Material for this task:
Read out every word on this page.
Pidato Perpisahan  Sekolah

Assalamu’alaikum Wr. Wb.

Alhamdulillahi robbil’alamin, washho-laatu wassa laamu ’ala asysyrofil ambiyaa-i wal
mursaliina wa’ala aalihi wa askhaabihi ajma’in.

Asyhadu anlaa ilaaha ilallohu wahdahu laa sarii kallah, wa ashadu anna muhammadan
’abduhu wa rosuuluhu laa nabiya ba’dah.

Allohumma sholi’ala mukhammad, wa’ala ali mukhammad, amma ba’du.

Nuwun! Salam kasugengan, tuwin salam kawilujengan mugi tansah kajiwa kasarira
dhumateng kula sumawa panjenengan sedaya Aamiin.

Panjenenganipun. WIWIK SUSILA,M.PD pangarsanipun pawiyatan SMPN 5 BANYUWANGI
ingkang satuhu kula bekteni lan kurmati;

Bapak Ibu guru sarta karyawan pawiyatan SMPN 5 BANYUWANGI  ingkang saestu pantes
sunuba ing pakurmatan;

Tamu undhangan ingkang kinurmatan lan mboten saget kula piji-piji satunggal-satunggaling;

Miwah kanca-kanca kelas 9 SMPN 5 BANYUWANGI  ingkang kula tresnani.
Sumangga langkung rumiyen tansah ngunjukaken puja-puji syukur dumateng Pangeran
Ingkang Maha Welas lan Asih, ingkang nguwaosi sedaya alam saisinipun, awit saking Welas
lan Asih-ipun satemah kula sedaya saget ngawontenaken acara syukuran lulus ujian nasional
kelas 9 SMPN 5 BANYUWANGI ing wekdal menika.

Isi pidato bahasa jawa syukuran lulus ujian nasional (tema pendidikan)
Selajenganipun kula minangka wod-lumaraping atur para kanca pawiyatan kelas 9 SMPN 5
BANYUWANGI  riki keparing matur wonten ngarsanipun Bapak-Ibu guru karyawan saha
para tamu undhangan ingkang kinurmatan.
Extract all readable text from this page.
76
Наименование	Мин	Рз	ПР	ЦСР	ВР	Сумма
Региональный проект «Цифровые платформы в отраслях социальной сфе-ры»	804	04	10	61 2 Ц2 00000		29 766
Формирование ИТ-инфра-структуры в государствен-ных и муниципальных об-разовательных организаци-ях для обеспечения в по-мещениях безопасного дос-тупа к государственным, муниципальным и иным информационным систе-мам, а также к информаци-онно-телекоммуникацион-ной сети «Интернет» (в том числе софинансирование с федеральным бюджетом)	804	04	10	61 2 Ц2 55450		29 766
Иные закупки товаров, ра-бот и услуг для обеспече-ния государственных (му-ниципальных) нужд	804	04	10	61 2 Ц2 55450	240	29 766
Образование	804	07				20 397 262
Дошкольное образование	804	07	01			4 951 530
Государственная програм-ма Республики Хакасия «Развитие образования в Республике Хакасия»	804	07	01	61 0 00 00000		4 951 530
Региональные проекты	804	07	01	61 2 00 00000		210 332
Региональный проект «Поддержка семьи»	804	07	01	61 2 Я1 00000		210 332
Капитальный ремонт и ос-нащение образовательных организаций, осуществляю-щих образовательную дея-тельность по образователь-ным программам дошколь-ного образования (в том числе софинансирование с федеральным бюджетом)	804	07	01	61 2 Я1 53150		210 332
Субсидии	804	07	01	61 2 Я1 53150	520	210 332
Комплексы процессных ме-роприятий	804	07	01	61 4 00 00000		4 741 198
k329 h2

The problem: All the data must be duplicated exactly, with nothing added or removed.

Written answer:
Read out every word on this page.
Pidato Perpisahan  Sekolah

Assalamu’alaikum Wr. Wb.

Alhamdulillahi robbil’alamin, washho-laatu wassa laamu ’ala asysyrofil ambiyaa-i wal
mursaliina wa’ala aalihi wa askhaabihi ajma’in.

Asyhadu anlaa ilaaha ilallohu wahdahu laa sarii kallah, wa ashadu anna muhammadan
’abduhu wa rosuuluhu laa nabiya ba’dah.

Allohumma sholi’ala mukhammad, wa’ala ali mukhammad, amma ba’du.

Nuwun! Salam kasugengan, tuwin salam kawilujengan mugi tansah kajiwa kasarira
dhumateng kula sumawa panjenengan sedaya Aamiin.

Panjenenganipun. WIWIK SUSILA,M.PD pangarsanipun pawiyatan SMPN 5 BANYUWANGI
ingkang satuhu kula bekteni lan kurmati;

Bapak Ibu guru sarta karyawan pawiyatan SMPN 5 BANYUWANGI  ingkang saestu pantes
sunuba ing pakurmatan;

Tamu undhangan ingkang kinurmatan lan mboten saget kula piji-piji satunggal-satunggaling;

Miwah kanca-kanca kelas 9 SMPN 5 BANYUWANGI  ingkang kula tresnani.
Sumangga langkung rumiyen tansah ngunjukaken puja-puji syukur dumateng Pangeran
Ingkang Maha Welas lan Asih, ingkang nguwaosi sedaya alam saisinipun, awit saking Welas
lan Asih-ipun satemah kula sedaya saget ngawontenaken acara syukuran lulus ujian nasional
kelas 9 SMPN 5 BANYUWANGI ing wekdal menika.

Isi pidato bahasa jawa syukuran lulus ujian nasional (tema pendidikan)
Selajenganipun kula minangka wod-lumaraping atur para kanca pawiyatan kelas 9 SMPN 5
BANYUWANGI  riki keparing matur wonten ngarsanipun Bapak-Ibu guru karyawan saha
para tamu undhangan ingkang kinurmatan.
Extract all readable text from this page.
76
Наименование	Мин	Рз	ПР	ЦСР	ВР	Сумма
Региональный проект «Цифровые платформы в отраслях социальной сфе-ры»	804	04	10	61 2 Ц2 00000		29 766
Формирование ИТ-инфра-структуры в государствен-ных и муниципальных об-разовательных организаци-ях для обеспечения в по-мещениях безопасного дос-тупа к государственным, муниципальным и иным информационным систе-мам, а также к информаци-онно-телекоммуникацион-ной сети «Интернет» (в том числе софинансирование с федеральным бюджетом)	804	04	10	61 2 Ц2 55450		29 766
Иные закупки товаров, ра-бот и услуг для обеспече-ния государственных (му-ниципальных) нужд	804	04	10	61 2 Ц2 55450	240	29 766
Образование	804	07				20 397 262
Дошкольное образование	804	07	01			4 951 530
Государственная програм-ма Республики Хакасия «Развитие образования в Республике Хакасия»	804	07	01	61 0 00 00000		4 951 530
Региональные проекты	804	07	01	61 2 00 00000		210 332
Региональный проект «Поддержка семьи»	804	07	01	61 2 Я1 00000		210 332
Капитальный ремонт и ос-нащение образовательных организаций, осуществляю-щих образовательную дея-тельность по образователь-ным программам дошколь-ного образования (в том числе софинансирование с федеральным бюджетом)	804	07	01	61 2 Я1 53150		210 332
Субсидии	804	07	01	61 2 Я1 53150	520	210 332
Комплексы процессных ме-роприятий	804	07	01	61 4 00 00000		4 741 198
k329 h2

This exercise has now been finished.